Reproduce this listing in full.

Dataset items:
=======

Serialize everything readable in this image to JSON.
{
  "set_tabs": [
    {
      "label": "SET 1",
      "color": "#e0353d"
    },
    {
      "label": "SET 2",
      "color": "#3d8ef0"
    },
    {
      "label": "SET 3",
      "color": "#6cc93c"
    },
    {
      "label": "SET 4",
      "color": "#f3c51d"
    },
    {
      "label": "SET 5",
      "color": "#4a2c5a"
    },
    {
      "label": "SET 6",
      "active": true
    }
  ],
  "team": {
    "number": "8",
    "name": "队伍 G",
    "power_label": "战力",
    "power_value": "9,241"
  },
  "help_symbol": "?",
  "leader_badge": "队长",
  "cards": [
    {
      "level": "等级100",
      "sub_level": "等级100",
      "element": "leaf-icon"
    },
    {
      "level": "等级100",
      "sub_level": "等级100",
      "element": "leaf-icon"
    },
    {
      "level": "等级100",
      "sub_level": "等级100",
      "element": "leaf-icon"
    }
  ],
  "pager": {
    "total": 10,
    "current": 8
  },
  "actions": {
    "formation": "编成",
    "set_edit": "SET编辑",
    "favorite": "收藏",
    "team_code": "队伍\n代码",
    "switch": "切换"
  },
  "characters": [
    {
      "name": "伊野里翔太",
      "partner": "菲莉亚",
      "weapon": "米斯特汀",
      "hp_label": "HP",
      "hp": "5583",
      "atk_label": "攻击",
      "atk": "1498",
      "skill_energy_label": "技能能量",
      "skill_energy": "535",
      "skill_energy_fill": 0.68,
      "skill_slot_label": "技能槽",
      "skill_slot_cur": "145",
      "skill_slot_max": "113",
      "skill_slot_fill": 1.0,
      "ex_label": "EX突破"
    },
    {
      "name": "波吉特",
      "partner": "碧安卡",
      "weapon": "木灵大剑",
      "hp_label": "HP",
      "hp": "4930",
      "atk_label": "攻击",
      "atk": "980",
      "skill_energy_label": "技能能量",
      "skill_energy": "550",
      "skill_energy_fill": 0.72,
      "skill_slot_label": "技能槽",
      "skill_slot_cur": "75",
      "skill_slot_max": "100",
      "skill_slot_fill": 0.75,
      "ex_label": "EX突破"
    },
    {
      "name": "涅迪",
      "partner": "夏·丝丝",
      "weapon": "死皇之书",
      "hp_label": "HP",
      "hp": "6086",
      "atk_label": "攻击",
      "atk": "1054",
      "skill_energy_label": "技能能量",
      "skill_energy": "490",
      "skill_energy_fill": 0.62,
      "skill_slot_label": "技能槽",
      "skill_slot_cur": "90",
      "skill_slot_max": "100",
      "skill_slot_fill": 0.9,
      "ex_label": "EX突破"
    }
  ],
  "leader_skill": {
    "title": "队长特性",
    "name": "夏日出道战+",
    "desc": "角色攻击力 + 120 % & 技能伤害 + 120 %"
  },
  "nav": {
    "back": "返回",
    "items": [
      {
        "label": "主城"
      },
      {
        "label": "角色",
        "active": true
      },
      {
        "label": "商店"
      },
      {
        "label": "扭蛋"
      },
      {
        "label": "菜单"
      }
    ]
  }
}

=======

### [FULL RESPONSE]
Serialize everything readable in this image to JSON.
{
  "set_tabs": [
    {
      "label": "SET 1",
      "color": "#e0353d"
    },
    {
      "label": "SET 2",
      "color": "#3d8ef0"
    },
    {
      "label": "SET 3",
      "color": "#6cc93c"
    },
    {
      "label": "SET 4",
      "color": "#f3c51d"
    },
    {
      "label": "SET 5",
      "color": "#4a2c5a"
    },
    {
      "label": "SET 6",
      "active": true
    }
  ],
  "team": {
    "number": "8",
    "name": "队伍 G",
    "power_label": "战力",
    "power_value": "9,241"
  },
  "help_symbol": "?",
  "leader_badge": "队长",
  "cards": [
    {
      "level": "等级100",
      "sub_level": "等级100",
      "element": "leaf-icon"
    },
    {
      "level": "等级100",
      "sub_level": "等级100",
      "element": "leaf-icon"
    },
    {
      "level": "等级100",
      "sub_level": "等级100",
      "element": "leaf-icon"
    }
  ],
  "pager": {
    "total": 10,
    "current": 8
  },
  "actions": {
    "formation": "编成",
    "set_edit": "SET编辑",
    "favorite": "收藏",
    "team_code": "队伍\n代码",
    "switch": "切换"
  },
  "characters": [
    {
      "name": "伊野里翔太",
      "partner": "菲莉亚",
      "weapon": "米斯特汀",
      "hp_label": "HP",
      "hp": "5583",
      "atk_label": "攻击",
      "atk": "1498",
      "skill_energy_label": "技能能量",
      "skill_energy": "535",
      "skill_energy_fill": 0.68,
      "skill_slot_label": "技能槽",
      "skill_slot_cur": "145",
      "skill_slot_max": "113",
      "skill_slot_fill": 1.0,
      "ex_label": "EX突破"
    },
    {
      "name": "波吉特",
      "partner": "碧安卡",
      "weapon": "木灵大剑",
      "hp_label": "HP",
      "hp": "4930",
      "atk_label": "攻击",
      "atk": "980",
      "skill_energy_label": "技能能量",
      "skill_energy": "550",
      "skill_energy_fill": 0.72,
      "skill_slot_label": "技能槽",
      "skill_slot_cur": "75",
      "skill_slot_max": "100",
      "skill_slot_fill": 0.75,
      "ex_label": "EX突破"
    },
    {
      "name": "涅迪",
      "partner": "夏·丝丝",
      "weapon": "死皇之书",
      "hp_label": "HP",
      "hp": "6086",
      "atk_label": "攻击",
      "atk": "1054",
      "skill_energy_label": "技能能量",
      "skill_energy": "490",
      "skill_energy_fill": 0.62,
      "skill_slot_label": "技能槽",
      "skill_slot_cur": "90",
      "skill_slot_max": "100",
      "skill_slot_fill": 0.9,
      "ex_label": "EX突破"
    }
  ],
  "leader_skill": {
    "title": "队长特性",
    "name": "夏日出道战+",
    "desc": "角色攻击力 + 120 % & 技能伤害 + 120 %"
  },
  "nav": {
    "back": "返回",
    "items": [
      {
        "label": "主城"
      },
      {
        "label": "角色",
        "active": true
      },
      {
        "label": "商店"
      },
      {
        "label": "扭蛋"
      },
      {
        "label": "菜单"
      }
    ]
  }
}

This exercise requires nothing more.